_Problem to work on_
Search the data below for "name"; list each line that holds it.

_Extracted material_
○ ○ ○ ○ ○

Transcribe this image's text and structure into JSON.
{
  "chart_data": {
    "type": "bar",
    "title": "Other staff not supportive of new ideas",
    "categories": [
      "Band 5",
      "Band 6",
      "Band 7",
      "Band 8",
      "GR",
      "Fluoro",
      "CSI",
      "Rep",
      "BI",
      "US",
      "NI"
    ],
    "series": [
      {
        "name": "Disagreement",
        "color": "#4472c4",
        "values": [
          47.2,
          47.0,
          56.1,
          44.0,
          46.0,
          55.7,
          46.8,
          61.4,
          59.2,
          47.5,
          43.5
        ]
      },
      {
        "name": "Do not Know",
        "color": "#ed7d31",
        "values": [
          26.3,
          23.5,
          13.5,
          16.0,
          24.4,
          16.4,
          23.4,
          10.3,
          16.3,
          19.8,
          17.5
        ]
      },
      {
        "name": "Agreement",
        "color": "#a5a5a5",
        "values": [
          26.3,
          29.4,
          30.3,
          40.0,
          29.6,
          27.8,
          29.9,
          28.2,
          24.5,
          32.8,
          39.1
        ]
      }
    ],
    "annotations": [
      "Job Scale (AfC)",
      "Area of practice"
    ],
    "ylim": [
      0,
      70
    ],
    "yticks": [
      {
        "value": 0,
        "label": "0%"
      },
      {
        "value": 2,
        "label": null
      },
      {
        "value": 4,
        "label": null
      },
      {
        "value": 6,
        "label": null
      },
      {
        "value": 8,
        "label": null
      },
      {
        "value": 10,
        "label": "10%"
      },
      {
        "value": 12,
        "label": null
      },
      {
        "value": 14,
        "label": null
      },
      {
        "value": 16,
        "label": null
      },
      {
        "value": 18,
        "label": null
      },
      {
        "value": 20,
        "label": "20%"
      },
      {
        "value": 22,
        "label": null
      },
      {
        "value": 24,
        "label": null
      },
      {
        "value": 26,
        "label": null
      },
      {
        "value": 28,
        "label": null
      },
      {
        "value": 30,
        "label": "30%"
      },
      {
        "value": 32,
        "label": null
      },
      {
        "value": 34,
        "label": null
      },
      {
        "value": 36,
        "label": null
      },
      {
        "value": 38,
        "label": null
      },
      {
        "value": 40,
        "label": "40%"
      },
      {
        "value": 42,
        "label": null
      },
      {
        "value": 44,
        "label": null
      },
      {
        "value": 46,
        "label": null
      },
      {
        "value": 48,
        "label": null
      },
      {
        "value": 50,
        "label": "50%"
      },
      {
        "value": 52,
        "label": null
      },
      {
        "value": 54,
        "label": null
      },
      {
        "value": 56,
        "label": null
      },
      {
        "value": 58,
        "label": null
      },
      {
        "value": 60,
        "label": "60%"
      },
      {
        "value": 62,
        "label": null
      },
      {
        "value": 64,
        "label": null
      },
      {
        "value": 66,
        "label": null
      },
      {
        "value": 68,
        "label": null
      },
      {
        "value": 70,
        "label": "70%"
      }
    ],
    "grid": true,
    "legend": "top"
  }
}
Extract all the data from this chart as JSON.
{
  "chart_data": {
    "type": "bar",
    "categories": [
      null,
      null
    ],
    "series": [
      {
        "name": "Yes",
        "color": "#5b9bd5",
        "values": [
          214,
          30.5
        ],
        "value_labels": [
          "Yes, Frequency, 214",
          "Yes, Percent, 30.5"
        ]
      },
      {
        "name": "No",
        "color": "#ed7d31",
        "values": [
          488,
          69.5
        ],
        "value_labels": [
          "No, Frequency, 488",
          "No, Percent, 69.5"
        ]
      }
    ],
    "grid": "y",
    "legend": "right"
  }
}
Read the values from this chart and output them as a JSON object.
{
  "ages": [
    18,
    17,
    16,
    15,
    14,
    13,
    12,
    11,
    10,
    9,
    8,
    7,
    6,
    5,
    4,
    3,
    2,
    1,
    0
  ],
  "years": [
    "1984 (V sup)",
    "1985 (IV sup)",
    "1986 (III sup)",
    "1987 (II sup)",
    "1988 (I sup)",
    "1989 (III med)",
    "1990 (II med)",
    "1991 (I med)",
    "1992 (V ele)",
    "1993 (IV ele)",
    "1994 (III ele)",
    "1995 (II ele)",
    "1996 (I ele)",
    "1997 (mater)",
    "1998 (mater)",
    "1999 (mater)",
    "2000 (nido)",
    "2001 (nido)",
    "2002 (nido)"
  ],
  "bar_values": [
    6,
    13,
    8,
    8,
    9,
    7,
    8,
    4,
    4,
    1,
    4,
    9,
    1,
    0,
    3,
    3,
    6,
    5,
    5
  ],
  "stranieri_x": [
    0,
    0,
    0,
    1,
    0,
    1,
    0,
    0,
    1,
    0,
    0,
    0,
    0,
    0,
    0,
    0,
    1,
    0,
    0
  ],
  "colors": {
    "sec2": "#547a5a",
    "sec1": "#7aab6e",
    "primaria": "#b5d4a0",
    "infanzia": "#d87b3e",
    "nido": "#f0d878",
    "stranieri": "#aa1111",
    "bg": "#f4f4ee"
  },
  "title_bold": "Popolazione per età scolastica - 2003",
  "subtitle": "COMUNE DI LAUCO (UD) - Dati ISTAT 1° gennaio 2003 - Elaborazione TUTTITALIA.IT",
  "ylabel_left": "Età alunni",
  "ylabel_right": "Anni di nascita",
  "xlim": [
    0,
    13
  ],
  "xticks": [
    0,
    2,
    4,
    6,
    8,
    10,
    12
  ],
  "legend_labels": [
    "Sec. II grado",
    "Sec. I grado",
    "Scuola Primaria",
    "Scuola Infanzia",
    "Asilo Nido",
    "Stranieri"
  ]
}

○ ○ ○ ○ ○

_Exercise output_
        "name": "Disagreement",
        "name": "Do not Know",
        "name": "Agreement",
        "name": "Yes",
        "name": "No",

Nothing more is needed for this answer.